- Data supplied
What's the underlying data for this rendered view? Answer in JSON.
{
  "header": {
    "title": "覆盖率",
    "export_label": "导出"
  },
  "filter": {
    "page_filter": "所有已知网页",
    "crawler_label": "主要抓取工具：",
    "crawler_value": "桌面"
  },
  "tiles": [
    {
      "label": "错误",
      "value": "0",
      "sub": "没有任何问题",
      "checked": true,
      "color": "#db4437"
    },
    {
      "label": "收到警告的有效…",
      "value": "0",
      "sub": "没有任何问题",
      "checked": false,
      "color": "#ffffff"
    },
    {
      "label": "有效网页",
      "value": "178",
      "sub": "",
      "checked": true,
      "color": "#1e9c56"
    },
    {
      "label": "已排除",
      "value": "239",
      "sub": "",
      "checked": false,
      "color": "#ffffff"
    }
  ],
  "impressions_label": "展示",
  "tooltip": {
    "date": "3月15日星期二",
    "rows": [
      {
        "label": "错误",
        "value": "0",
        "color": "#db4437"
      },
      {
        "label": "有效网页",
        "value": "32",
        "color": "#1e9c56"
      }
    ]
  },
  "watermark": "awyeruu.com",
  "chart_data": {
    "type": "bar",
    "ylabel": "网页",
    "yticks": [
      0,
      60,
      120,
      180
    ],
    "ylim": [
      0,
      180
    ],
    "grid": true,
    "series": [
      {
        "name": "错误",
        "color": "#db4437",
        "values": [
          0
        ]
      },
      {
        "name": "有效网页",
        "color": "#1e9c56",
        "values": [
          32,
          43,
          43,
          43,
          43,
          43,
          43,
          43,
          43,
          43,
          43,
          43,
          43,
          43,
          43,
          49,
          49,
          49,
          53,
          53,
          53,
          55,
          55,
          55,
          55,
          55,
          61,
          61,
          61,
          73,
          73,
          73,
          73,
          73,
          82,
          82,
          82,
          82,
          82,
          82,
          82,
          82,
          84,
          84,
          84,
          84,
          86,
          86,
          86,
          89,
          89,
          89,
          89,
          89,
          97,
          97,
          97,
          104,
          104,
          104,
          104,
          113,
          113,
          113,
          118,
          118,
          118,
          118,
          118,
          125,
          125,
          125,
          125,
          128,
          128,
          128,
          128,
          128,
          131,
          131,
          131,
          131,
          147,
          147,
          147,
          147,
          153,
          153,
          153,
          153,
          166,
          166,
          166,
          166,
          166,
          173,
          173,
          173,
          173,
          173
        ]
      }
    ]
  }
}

- Stated problem
Restate every entry word for word.

- Right answer
What's the underlying data for this rendered view? Answer in JSON.
{
  "header": {
    "title": "覆盖率",
    "export_label": "导出"
  },
  "filter": {
    "page_filter": "所有已知网页",
    "crawler_label": "主要抓取工具：",
    "crawler_value": "桌面"
  },
  "tiles": [
    {
      "label": "错误",
      "value": "0",
      "sub": "没有任何问题",
      "checked": true,
      "color": "#db4437"
    },
    {
      "label": "收到警告的有效…",
      "value": "0",
      "sub": "没有任何问题",
      "checked": false,
      "color": "#ffffff"
    },
    {
      "label": "有效网页",
      "value": "178",
      "sub": "",
      "checked": true,
      "color": "#1e9c56"
    },
    {
      "label": "已排除",
      "value": "239",
      "sub": "",
      "checked": false,
      "color": "#ffffff"
    }
  ],
  "impressions_label": "展示",
  "tooltip": {
    "date": "3月15日星期二",
    "rows": [
      {
        "label": "错误",
        "value": "0",
        "color": "#db4437"
      },
      {
        "label": "有效网页",
        "value": "32",
        "color": "#1e9c56"
      }
    ]
  },
  "watermark": "awyeruu.com",
  "chart_data": {
    "type": "bar",
    "ylabel": "网页",
    "yticks": [
      0,
      60,
      120,
      180
    ],
    "ylim": [
      0,
      180
    ],
    "grid": true,
    "series": [
      {
        "name": "错误",
        "color": "#db4437",
        "values": [
          0
        ]
      },
      {
        "name": "有效网页",
        "color": "#1e9c56",
        "values": [
          32,
          43,
          43,
          43,
          43,
          43,
          43,
          43,
          43,
          43,
          43,
          43,
          43,
          43,
          43,
          49,
          49,
          49,
          53,
          53,
          53,
          55,
          55,
          55,
          55,
          55,
          61,
          61,
          61,
          73,
          73,
          73,
          73,
          73,
          82,
          82,
          82,
          82,
          82,
          82,
          82,
          82,
          84,
          84,
          84,
          84,
          86,
          86,
          86,
          89,
          89,
          89,
          89,
          89,
          97,
          97,
          97,
          104,
          104,
          104,
          104,
          113,
          113,
          113,
          118,
          118,
          118,
          118,
          118,
          125,
          125,
          125,
          125,
          128,
          128,
          128,
          128,
          128,
          131,
          131,
          131,
          131,
          147,
          147,
          147,
          147,
          153,
          153,
          153,
          153,
          166,
          166,
          166,
          166,
          166,
          173,
          173,
          173,
          173,
          173
        ]
      }
    ]
  }
}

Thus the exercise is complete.